• What to do: What follows is a listing; give it again exactly, in its entirety.

Dataset listings of figures
*-*-*

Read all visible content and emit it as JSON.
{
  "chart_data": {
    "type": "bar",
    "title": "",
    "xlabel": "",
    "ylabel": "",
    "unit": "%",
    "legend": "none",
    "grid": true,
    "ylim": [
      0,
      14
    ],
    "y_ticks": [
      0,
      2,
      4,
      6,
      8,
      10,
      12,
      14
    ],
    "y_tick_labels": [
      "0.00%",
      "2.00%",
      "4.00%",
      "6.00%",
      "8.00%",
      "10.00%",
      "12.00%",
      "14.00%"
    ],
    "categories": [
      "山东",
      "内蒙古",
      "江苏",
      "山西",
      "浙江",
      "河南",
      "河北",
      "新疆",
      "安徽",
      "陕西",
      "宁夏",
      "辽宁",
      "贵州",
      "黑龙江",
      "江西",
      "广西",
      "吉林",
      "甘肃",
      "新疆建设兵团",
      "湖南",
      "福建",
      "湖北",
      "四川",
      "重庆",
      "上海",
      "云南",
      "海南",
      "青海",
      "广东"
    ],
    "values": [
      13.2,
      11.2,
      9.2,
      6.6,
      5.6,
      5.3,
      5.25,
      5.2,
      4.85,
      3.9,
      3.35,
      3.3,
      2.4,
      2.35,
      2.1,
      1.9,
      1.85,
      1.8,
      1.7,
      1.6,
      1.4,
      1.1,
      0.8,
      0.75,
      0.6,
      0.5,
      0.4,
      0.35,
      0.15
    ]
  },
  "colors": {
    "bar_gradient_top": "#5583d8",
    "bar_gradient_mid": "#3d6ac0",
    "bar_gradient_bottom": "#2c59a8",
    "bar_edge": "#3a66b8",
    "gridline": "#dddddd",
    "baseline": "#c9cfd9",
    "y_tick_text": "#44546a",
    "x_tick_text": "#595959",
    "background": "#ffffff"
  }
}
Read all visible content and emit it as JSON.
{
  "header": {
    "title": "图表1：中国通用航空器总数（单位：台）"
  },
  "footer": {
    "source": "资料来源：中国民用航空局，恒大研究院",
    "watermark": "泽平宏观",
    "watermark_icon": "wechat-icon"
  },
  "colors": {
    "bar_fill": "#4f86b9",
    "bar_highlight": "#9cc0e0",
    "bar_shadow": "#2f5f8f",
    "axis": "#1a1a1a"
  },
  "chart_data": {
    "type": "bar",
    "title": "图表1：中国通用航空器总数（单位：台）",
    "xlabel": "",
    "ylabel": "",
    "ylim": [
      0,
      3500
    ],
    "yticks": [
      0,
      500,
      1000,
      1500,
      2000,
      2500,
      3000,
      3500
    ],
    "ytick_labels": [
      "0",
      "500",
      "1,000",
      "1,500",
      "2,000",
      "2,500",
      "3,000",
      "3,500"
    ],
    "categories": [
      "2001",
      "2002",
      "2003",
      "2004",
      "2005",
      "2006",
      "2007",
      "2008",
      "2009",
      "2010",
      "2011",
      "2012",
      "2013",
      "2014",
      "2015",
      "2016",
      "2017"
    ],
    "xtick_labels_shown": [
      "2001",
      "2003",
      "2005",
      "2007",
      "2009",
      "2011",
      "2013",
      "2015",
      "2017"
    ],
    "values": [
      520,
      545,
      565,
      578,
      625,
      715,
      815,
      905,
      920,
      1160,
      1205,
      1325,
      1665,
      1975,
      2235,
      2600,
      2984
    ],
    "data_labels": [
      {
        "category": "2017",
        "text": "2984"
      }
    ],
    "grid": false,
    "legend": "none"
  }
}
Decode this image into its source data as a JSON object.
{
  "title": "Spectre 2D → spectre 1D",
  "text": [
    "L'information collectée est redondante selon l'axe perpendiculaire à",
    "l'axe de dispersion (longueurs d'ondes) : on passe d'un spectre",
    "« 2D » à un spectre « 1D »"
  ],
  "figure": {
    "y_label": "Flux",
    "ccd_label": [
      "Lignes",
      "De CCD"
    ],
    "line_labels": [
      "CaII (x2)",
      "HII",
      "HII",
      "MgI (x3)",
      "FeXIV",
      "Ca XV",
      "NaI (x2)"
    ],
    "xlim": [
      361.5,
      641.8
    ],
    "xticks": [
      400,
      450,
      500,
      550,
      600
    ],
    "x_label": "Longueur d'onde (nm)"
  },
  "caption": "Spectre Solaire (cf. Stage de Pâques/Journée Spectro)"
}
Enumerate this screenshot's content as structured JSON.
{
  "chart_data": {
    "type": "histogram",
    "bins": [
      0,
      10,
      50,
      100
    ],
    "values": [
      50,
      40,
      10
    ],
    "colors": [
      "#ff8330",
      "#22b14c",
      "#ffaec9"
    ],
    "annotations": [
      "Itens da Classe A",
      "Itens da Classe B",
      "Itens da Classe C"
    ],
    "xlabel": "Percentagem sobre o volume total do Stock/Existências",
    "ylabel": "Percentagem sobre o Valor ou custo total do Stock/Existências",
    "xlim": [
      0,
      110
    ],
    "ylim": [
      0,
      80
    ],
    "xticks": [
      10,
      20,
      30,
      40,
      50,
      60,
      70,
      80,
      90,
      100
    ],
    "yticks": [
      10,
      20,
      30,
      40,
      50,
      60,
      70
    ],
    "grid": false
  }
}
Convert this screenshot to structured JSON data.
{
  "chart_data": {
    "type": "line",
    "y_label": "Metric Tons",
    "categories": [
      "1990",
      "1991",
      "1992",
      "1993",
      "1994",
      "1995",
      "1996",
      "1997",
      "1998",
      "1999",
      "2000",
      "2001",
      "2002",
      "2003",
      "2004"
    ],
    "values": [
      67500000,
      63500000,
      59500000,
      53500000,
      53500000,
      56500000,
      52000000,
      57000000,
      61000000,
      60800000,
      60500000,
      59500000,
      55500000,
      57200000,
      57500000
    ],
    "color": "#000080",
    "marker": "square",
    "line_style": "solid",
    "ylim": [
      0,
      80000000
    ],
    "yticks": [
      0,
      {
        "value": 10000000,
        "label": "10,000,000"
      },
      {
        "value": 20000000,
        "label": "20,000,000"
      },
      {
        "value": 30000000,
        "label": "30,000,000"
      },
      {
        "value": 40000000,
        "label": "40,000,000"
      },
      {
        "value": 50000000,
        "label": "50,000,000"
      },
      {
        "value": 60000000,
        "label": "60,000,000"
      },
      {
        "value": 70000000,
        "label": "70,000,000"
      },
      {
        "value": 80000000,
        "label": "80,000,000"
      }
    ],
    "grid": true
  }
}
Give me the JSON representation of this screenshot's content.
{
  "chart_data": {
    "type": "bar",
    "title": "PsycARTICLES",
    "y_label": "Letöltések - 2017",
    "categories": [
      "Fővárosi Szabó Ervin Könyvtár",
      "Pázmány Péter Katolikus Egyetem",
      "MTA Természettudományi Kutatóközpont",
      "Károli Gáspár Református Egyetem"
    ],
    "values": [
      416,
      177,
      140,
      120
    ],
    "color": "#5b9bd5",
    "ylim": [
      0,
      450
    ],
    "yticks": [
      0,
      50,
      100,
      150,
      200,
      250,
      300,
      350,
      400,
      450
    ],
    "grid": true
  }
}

*-*-*

• Task response:
Read all visible content and emit it as JSON.
{
  "chart_data": {
    "type": "bar",
    "title": "",
    "xlabel": "",
    "ylabel": "",
    "unit": "%",
    "legend": "none",
    "grid": true,
    "ylim": [
      0,
      14
    ],
    "y_ticks": [
      0,
      2,
      4,
      6,
      8,
      10,
      12,
      14
    ],
    "y_tick_labels": [
      "0.00%",
      "2.00%",
      "4.00%",
      "6.00%",
      "8.00%",
      "10.00%",
      "12.00%",
      "14.00%"
    ],
    "categories": [
      "山东",
      "内蒙古",
      "江苏",
      "山西",
      "浙江",
      "河南",
      "河北",
      "新疆",
      "安徽",
      "陕西",
      "宁夏",
      "辽宁",
      "贵州",
      "黑龙江",
      "江西",
      "广西",
      "吉林",
      "甘肃",
      "新疆建设兵团",
      "湖南",
      "福建",
      "湖北",
      "四川",
      "重庆",
      "上海",
      "云南",
      "海南",
      "青海",
      "广东"
    ],
    "values": [
      13.2,
      11.2,
      9.2,
      6.6,
      5.6,
      5.3,
      5.25,
      5.2,
      4.85,
      3.9,
      3.35,
      3.3,
      2.4,
      2.35,
      2.1,
      1.9,
      1.85,
      1.8,
      1.7,
      1.6,
      1.4,
      1.1,
      0.8,
      0.75,
      0.6,
      0.5,
      0.4,
      0.35,
      0.15
    ]
  },
  "colors": {
    "bar_gradient_top": "#5583d8",
    "bar_gradient_mid": "#3d6ac0",
    "bar_gradient_bottom": "#2c59a8",
    "bar_edge": "#3a66b8",
    "gridline": "#dddddd",
    "baseline": "#c9cfd9",
    "y_tick_text": "#44546a",
    "x_tick_text": "#595959",
    "background": "#ffffff"
  }
}
Read all visible content and emit it as JSON.
{
  "header": {
    "title": "图表1：中国通用航空器总数（单位：台）"
  },
  "footer": {
    "source": "资料来源：中国民用航空局，恒大研究院",
    "watermark": "泽平宏观",
    "watermark_icon": "wechat-icon"
  },
  "colors": {
    "bar_fill": "#4f86b9",
    "bar_highlight": "#9cc0e0",
    "bar_shadow": "#2f5f8f",
    "axis": "#1a1a1a"
  },
  "chart_data": {
    "type": "bar",
    "title": "图表1：中国通用航空器总数（单位：台）",
    "xlabel": "",
    "ylabel": "",
    "ylim": [
      0,
      3500
    ],
    "yticks": [
      0,
      500,
      1000,
      1500,
      2000,
      2500,
      3000,
      3500
    ],
    "ytick_labels": [
      "0",
      "500",
      "1,000",
      "1,500",
      "2,000",
      "2,500",
      "3,000",
      "3,500"
    ],
    "categories": [
      "2001",
      "2002",
      "2003",
      "2004",
      "2005",
      "2006",
      "2007",
      "2008",
      "2009",
      "2010",
      "2011",
      "2012",
      "2013",
      "2014",
      "2015",
      "2016",
      "2017"
    ],
    "xtick_labels_shown": [
      "2001",
      "2003",
      "2005",
      "2007",
      "2009",
      "2011",
      "2013",
      "2015",
      "2017"
    ],
    "values": [
      520,
      545,
      565,
      578,
      625,
      715,
      815,
      905,
      920,
      1160,
      1205,
      1325,
      1665,
      1975,
      2235,
      2600,
      2984
    ],
    "data_labels": [
      {
        "category": "2017",
        "text": "2984"
      }
    ],
    "grid": false,
    "legend": "none"
  }
}
Decode this image into its source data as a JSON object.
{
  "title": "Spectre 2D → spectre 1D",
  "text": [
    "L'information collectée est redondante selon l'axe perpendiculaire à",
    "l'axe de dispersion (longueurs d'ondes) : on passe d'un spectre",
    "« 2D » à un spectre « 1D »"
  ],
  "figure": {
    "y_label": "Flux",
    "ccd_label": [
      "Lignes",
      "De CCD"
    ],
    "line_labels": [
      "CaII (x2)",
      "HII",
      "HII",
      "MgI (x3)",
      "FeXIV",
      "Ca XV",
      "NaI (x2)"
    ],
    "xlim": [
      361.5,
      641.8
    ],
    "xticks": [
      400,
      450,
      500,
      550,
      600
    ],
    "x_label": "Longueur d'onde (nm)"
  },
  "caption": "Spectre Solaire (cf. Stage de Pâques/Journée Spectro)"
}
Enumerate this screenshot's content as structured JSON.
{
  "chart_data": {
    "type": "histogram",
    "bins": [
      0,
      10,
      50,
      100
    ],
    "values": [
      50,
      40,
      10
    ],
    "colors": [
      "#ff8330",
      "#22b14c",
      "#ffaec9"
    ],
    "annotations": [
      "Itens da Classe A",
      "Itens da Classe B",
      "Itens da Classe C"
    ],
    "xlabel": "Percentagem sobre o volume total do Stock/Existências",
    "ylabel": "Percentagem sobre o Valor ou custo total do Stock/Existências",
    "xlim": [
      0,
      110
    ],
    "ylim": [
      0,
      80
    ],
    "xticks": [
      10,
      20,
      30,
      40,
      50,
      60,
      70,
      80,
      90,
      100
    ],
    "yticks": [
      10,
      20,
      30,
      40,
      50,
      60,
      70
    ],
    "grid": false
  }
}
Convert this screenshot to structured JSON data.
{
  "chart_data": {
    "type": "line",
    "y_label": "Metric Tons",
    "categories": [
      "1990",
      "1991",
      "1992",
      "1993",
      "1994",
      "1995",
      "1996",
      "1997",
      "1998",
      "1999",
      "2000",
      "2001",
      "2002",
      "2003",
      "2004"
    ],
    "values": [
      67500000,
      63500000,
      59500000,
      53500000,
      53500000,
      56500000,
      52000000,
      57000000,
      61000000,
      60800000,
      60500000,
      59500000,
      55500000,
      57200000,
      57500000
    ],
    "color": "#000080",
    "marker": "square",
    "line_style": "solid",
    "ylim": [
      0,
      80000000
    ],
    "yticks": [
      0,
      {
        "value": 10000000,
        "label": "10,000,000"
      },
      {
        "value": 20000000,
        "label": "20,000,000"
      },
      {
        "value": 30000000,
        "label": "30,000,000"
      },
      {
        "value": 40000000,
        "label": "40,000,000"
      },
      {
        "value": 50000000,
        "label": "50,000,000"
      },
      {
        "value": 60000000,
        "label": "60,000,000"
      },
      {
        "value": 70000000,
        "label": "70,000,000"
      },
      {
        "value": 80000000,
        "label": "80,000,000"
      }
    ],
    "grid": true
  }
}
Give me the JSON representation of this screenshot's content.
{
  "chart_data": {
    "type": "bar",
    "title": "PsycARTICLES",
    "y_label": "Letöltések - 2017",
    "categories": [
      "Fővárosi Szabó Ervin Könyvtár",
      "Pázmány Péter Katolikus Egyetem",
      "MTA Természettudományi Kutatóközpont",
      "Károli Gáspár Református Egyetem"
    ],
    "values": [
      416,
      177,
      140,
      120
    ],
    "color": "#5b9bd5",
    "ylim": [
      0,
      450
    ],
    "yticks": [
      0,
      50,
      100,
      150,
      200,
      250,
      300,
      350,
      400,
      450
    ],
    "grid": true
  }
}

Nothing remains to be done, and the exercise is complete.